Superar la ansiedad no es un camino fácil, pero tampoco es imposible. A veces, el miedo se instala en nuestra vida sin previo aviso, convirtiendo lo cotidiano en un desafío abrumador. Lo que antes era simple—subir al metro, caminar entre la gente, moverse con libertad—se transforma en una prueba que parece insuperable. Así comienza esta historia, con una persona que vio su mundo encogerse poco a poco, atrapada en una lucha silenciosa contra el pánico. Pero también es una historia de esperanza, porque el primer paso para recuperar la libertad es entender que la ansiedad no tiene la última palabra.
El viaje de regreso hacia mi misma.
Si alguien me hubiera dicho hace unos años que subir al metro o entrar a un centro comercial podría convertirse en un desafío aterrador, no lo habría creído. Siempre fui una persona independiente, acostumbrada a moverme sin problemas por la ciudad. Pero un día, sin previo aviso, algo cambió.

---

Contesta según el texto sobre la ansiedad:
(a) ¿Cuál es el primer paso para recuperar la libertad?
(b) ¿Qué dos cosas nombra la persona que narra como posibles desafíos aterradores?
(c) ¿Cómo se describe esa persona antes de que algo cambiara?

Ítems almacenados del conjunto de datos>
---

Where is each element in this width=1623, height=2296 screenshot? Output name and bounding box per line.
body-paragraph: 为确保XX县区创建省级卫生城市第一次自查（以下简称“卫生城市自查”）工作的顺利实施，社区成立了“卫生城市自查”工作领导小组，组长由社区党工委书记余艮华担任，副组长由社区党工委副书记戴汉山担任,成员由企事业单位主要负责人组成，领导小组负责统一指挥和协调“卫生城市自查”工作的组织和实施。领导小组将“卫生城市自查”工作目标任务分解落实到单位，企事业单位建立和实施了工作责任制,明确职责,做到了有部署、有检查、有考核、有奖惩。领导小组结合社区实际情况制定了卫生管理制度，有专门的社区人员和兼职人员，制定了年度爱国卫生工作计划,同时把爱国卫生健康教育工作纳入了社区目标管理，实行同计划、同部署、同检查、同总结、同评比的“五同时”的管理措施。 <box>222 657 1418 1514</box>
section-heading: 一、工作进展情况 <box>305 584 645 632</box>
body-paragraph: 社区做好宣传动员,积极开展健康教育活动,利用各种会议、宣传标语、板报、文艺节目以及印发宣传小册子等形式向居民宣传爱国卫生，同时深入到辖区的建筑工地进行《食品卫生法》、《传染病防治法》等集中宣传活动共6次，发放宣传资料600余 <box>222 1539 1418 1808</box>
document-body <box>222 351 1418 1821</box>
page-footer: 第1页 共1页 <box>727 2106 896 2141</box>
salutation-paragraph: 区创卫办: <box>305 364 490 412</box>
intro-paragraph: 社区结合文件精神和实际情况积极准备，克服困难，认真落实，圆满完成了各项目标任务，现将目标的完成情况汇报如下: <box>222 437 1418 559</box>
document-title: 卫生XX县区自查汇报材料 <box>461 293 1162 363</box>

---

Resultado>
(a) Entender que la ansiedad no tiene la última palabra.
(b) Subir al metro y entrar a un centro comercial.
(c) Como una persona independiente, acostumbrada a moverse sin problemas por la ciudad.